### What is being asked
Drop every picture and give the entries back exactly.

### Record excerpts

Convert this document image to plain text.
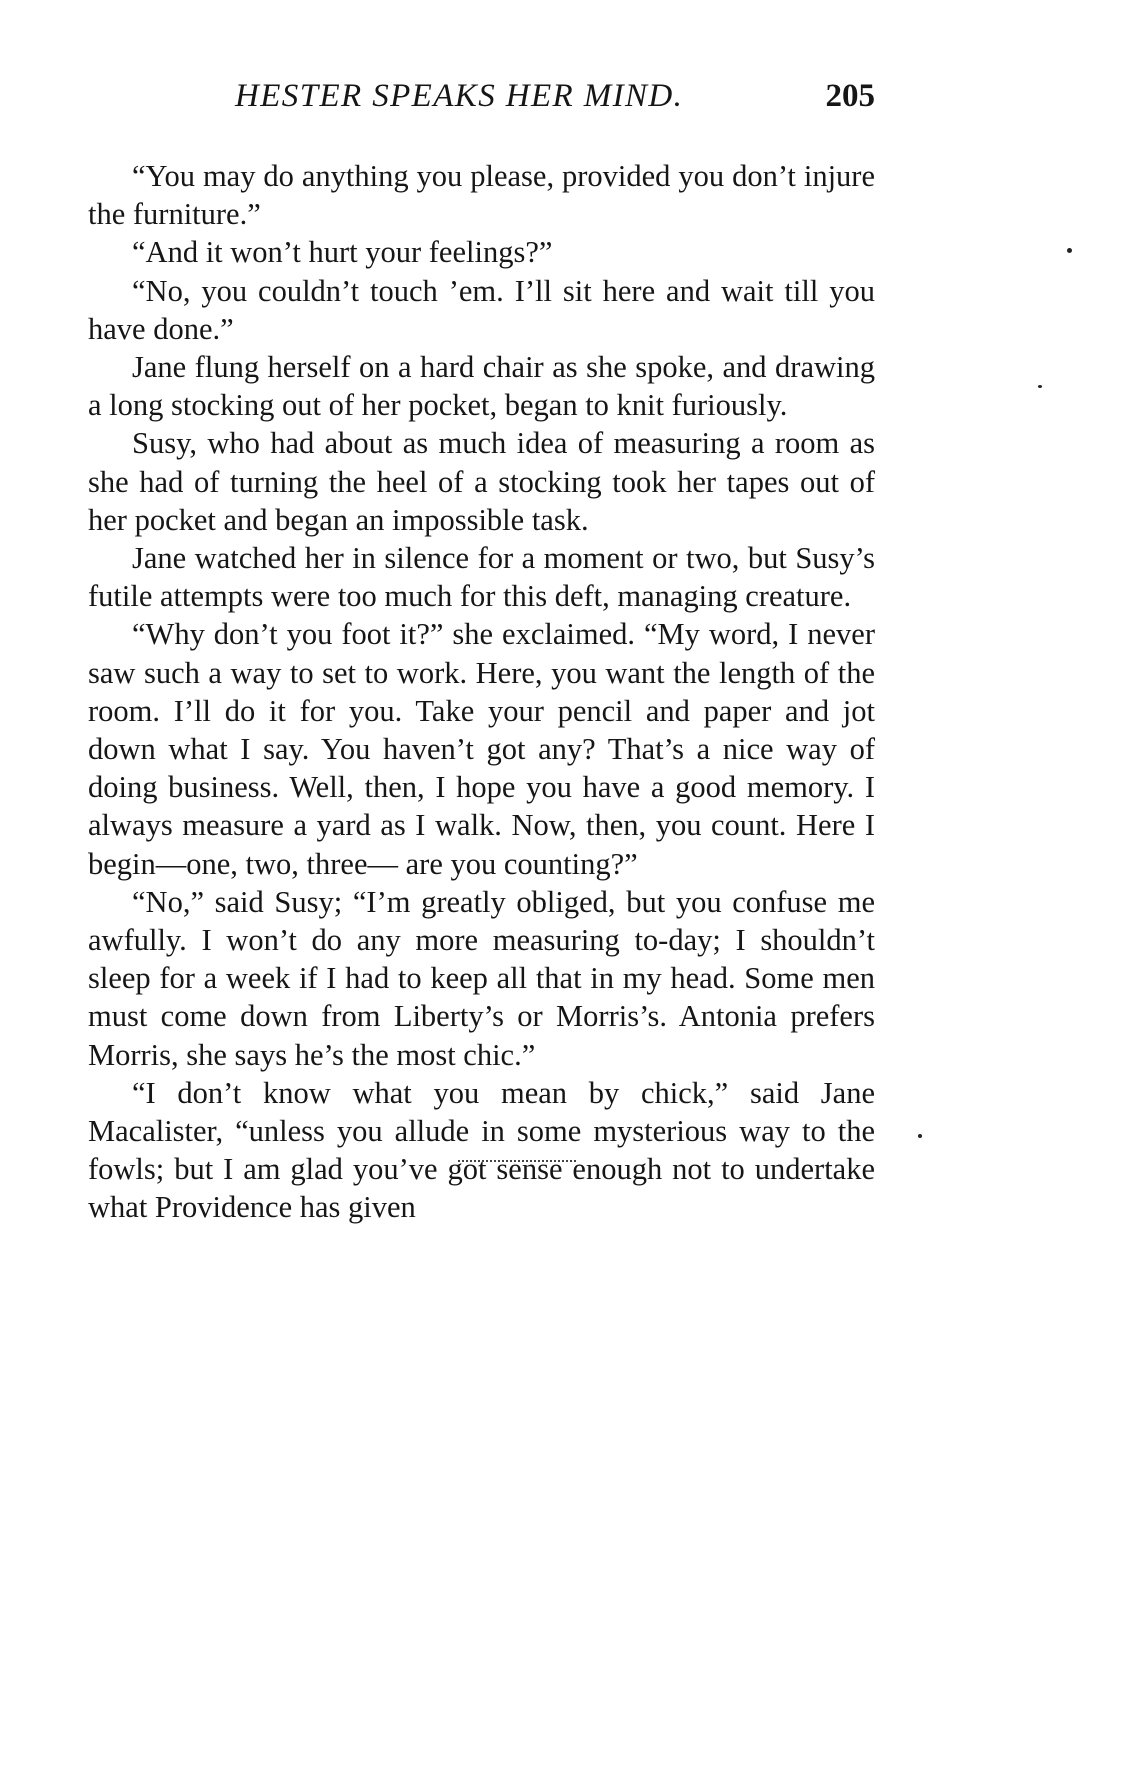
HESTER SPEAKS HER MIND.	205

“You may do anything you please, provided you don’t injure the furniture.”

“And it won’t hurt your feelings?”

“No, you couldn’t touch ’em. I’ll sit here and wait till you have done.”

Jane flung herself on a hard chair as she spoke, and drawing a long stocking out of her pocket, began to knit furiously.

Susy, who had about as much idea of measuring a room as she had of turning the heel of a stocking took her tapes out of her pocket and began an impossible task.

Jane watched her in silence for a moment or two, but Susy’s futile attempts were too much for this deft, managing creature.

“Why don’t you foot it?” she exclaimed. “My word, I never saw such a way to set to work. Here, you want the length of the room. I’ll do it for you. Take your pencil and paper and jot down what I say. You haven’t got any? That’s a nice way of doing business. Well, then, I hope you have a good memory. I always measure a yard as I walk. Now, then, you count. Here I begin—one, two, three— are you counting?”

“No,” said Susy; “I’m greatly obliged, but you confuse me awfully. I won’t do any more measuring to-day; I shouldn’t sleep for a week if I had to keep all that in my head. Some men must come down from Liberty’s or Morris’s. Antonia prefers Morris, she says he’s the most chic.”

“I don’t know what you mean by chick,” said Jane Macalister, “unless you allude in some mysterious way to the fowls; but I am glad you’ve got sense enough not to undertake what Providence has given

### Right answer
Convert this document image to plain text.
HESTER SPEAKS HER MIND.	205

“You may do anything you please, provided you don’t injure the furniture.”

“And it won’t hurt your feelings?”

“No, you couldn’t touch ’em. I’ll sit here and wait till you have done.”

Jane flung herself on a hard chair as she spoke, and drawing a long stocking out of her pocket, began to knit furiously.

Susy, who had about as much idea of measuring a room as she had of turning the heel of a stocking took her tapes out of her pocket and began an impossible task.

Jane watched her in silence for a moment or two, but Susy’s futile attempts were too much for this deft, managing creature.

“Why don’t you foot it?” she exclaimed. “My word, I never saw such a way to set to work. Here, you want the length of the room. I’ll do it for you. Take your pencil and paper and jot down what I say. You haven’t got any? That’s a nice way of doing business. Well, then, I hope you have a good memory. I always measure a yard as I walk. Now, then, you count. Here I begin—one, two, three— are you counting?”

“No,” said Susy; “I’m greatly obliged, but you confuse me awfully. I won’t do any more measuring to-day; I shouldn’t sleep for a week if I had to keep all that in my head. Some men must come down from Liberty’s or Morris’s. Antonia prefers Morris, she says he’s the most chic.”

“I don’t know what you mean by chick,” said Jane Macalister, “unless you allude in some mysterious way to the fowls; but I am glad you’ve got sense enough not to undertake what Providence has given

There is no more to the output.